**** Items
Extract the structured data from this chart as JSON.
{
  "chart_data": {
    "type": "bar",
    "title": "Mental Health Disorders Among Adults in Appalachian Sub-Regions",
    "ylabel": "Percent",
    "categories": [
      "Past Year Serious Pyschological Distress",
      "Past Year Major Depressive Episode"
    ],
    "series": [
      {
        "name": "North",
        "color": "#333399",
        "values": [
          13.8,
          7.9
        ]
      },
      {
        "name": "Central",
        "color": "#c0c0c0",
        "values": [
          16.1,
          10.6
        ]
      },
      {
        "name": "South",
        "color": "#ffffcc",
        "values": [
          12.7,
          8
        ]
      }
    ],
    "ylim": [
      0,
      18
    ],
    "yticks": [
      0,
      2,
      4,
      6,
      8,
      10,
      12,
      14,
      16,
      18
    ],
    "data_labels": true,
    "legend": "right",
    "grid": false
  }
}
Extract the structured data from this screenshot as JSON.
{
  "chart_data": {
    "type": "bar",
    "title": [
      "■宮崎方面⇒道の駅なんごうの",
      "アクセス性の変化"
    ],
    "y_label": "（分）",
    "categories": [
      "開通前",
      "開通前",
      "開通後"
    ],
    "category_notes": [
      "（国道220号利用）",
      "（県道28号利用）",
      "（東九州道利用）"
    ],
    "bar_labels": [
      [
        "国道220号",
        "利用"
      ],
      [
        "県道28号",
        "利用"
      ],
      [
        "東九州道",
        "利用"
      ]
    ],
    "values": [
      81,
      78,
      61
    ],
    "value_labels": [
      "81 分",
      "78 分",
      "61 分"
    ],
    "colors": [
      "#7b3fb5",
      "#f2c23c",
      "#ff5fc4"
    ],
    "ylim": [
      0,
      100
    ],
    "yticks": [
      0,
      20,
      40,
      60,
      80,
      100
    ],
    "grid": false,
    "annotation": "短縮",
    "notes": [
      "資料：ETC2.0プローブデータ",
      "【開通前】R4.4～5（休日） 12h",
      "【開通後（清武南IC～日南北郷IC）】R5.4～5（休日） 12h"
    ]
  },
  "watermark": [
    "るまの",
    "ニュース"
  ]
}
********
* What to work on *
Give all of the entries again, word for word.

* Correct result *
Extract the structured data from this chart as JSON.
{
  "chart_data": {
    "type": "bar",
    "title": "Mental Health Disorders Among Adults in Appalachian Sub-Regions",
    "ylabel": "Percent",
    "categories": [
      "Past Year Serious Pyschological Distress",
      "Past Year Major Depressive Episode"
    ],
    "series": [
      {
        "name": "North",
        "color": "#333399",
        "values": [
          13.8,
          7.9
        ]
      },
      {
        "name": "Central",
        "color": "#c0c0c0",
        "values": [
          16.1,
          10.6
        ]
      },
      {
        "name": "South",
        "color": "#ffffcc",
        "values": [
          12.7,
          8
        ]
      }
    ],
    "ylim": [
      0,
      18
    ],
    "yticks": [
      0,
      2,
      4,
      6,
      8,
      10,
      12,
      14,
      16,
      18
    ],
    "data_labels": true,
    "legend": "right",
    "grid": false
  }
}
Extract the structured data from this screenshot as JSON.
{
  "chart_data": {
    "type": "bar",
    "title": [
      "■宮崎方面⇒道の駅なんごうの",
      "アクセス性の変化"
    ],
    "y_label": "（分）",
    "categories": [
      "開通前",
      "開通前",
      "開通後"
    ],
    "category_notes": [
      "（国道220号利用）",
      "（県道28号利用）",
      "（東九州道利用）"
    ],
    "bar_labels": [
      [
        "国道220号",
        "利用"
      ],
      [
        "県道28号",
        "利用"
      ],
      [
        "東九州道",
        "利用"
      ]
    ],
    "values": [
      81,
      78,
      61
    ],
    "value_labels": [
      "81 分",
      "78 分",
      "61 分"
    ],
    "colors": [
      "#7b3fb5",
      "#f2c23c",
      "#ff5fc4"
    ],
    "ylim": [
      0,
      100
    ],
    "yticks": [
      0,
      20,
      40,
      60,
      80,
      100
    ],
    "grid": false,
    "annotation": "短縮",
    "notes": [
      "資料：ETC2.0プローブデータ",
      "【開通前】R4.4～5（休日） 12h",
      "【開通後（清武南IC～日南北郷IC）】R5.4～5（休日） 12h"
    ]
  },
  "watermark": [
    "るまの",
    "ニュース"
  ]
}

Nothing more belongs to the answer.